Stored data
◆ ◆ ◆ ◆ ◆
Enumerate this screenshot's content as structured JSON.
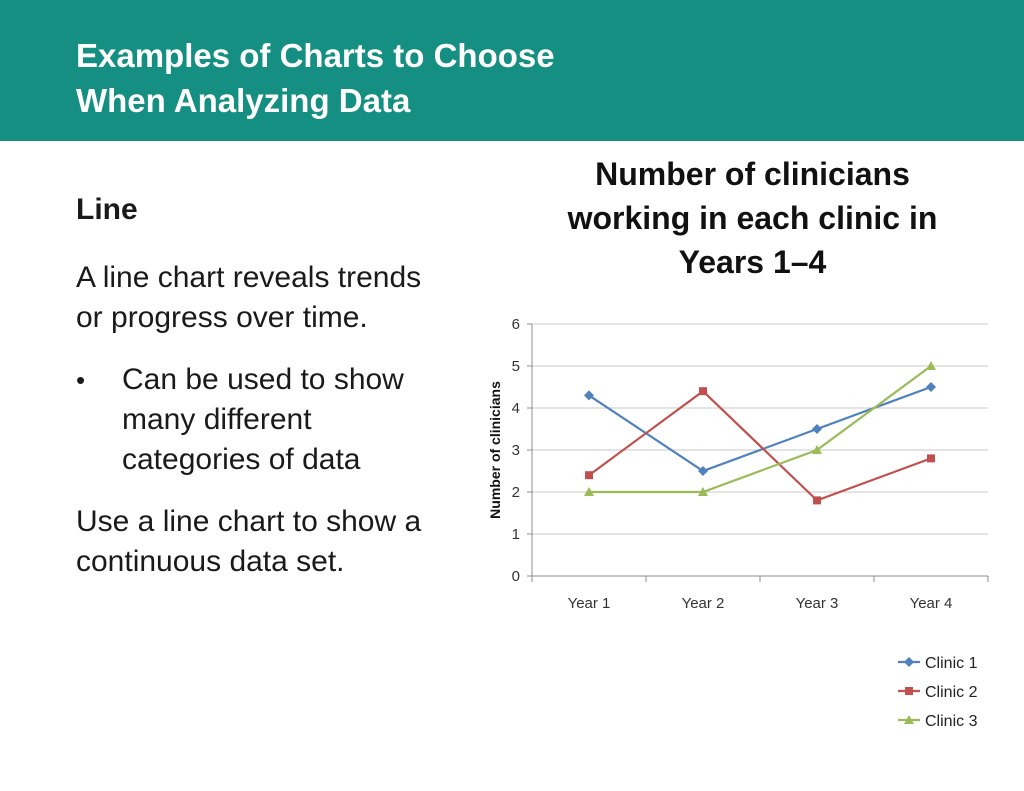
{
  "header": {
    "title": "Examples of Charts to Choose\nWhen Analyzing Data",
    "background": "#148f82"
  },
  "content": {
    "heading": "Line",
    "intro": "A line chart reveals trends or progress over time.",
    "bullet_mark": "•",
    "bullet": "Can be used to show many different categories of data",
    "closing": "Use a line chart to show a continuous data set."
  },
  "chart_data": {
    "type": "line",
    "title": "Number of clinicians working in each clinic in Years 1–4",
    "xlabel": "",
    "ylabel": "Number of clinicians",
    "categories": [
      "Year 1",
      "Year 2",
      "Year 3",
      "Year 4"
    ],
    "ylim": [
      0,
      6
    ],
    "yticks": [
      0,
      1,
      2,
      3,
      4,
      5,
      6
    ],
    "grid": true,
    "legend_position": "bottom-right",
    "series": [
      {
        "name": "Clinic 1",
        "values": [
          4.3,
          2.5,
          3.5,
          4.5
        ],
        "color": "#4f81bd",
        "marker": "diamond"
      },
      {
        "name": "Clinic 2",
        "values": [
          2.4,
          4.4,
          1.8,
          2.8
        ],
        "color": "#c0504d",
        "marker": "square"
      },
      {
        "name": "Clinic 3",
        "values": [
          2.0,
          2.0,
          3.0,
          5.0
        ],
        "color": "#9bbb59",
        "marker": "triangle"
      }
    ]
  }
}
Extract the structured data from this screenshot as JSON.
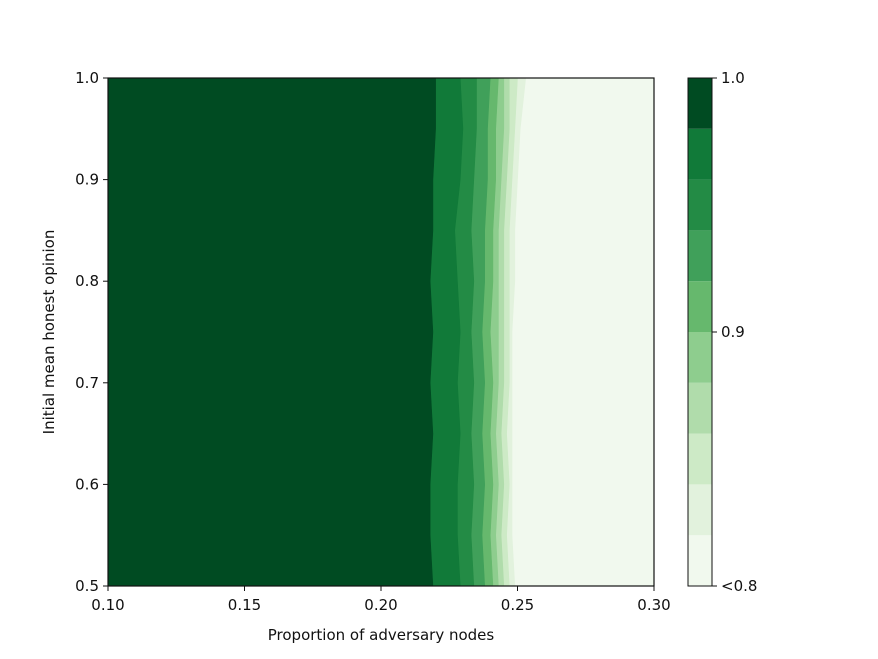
◆ ◆ ◆ ◆ ◆
*Exercise prompt:* Wherever the word "screenshot" occurs in a line of the listing, copy that line.

*Result of the exercise:*
Enumerate this screenshot's content as structured JSON.
Extract the structured data from this screenshot as JSON.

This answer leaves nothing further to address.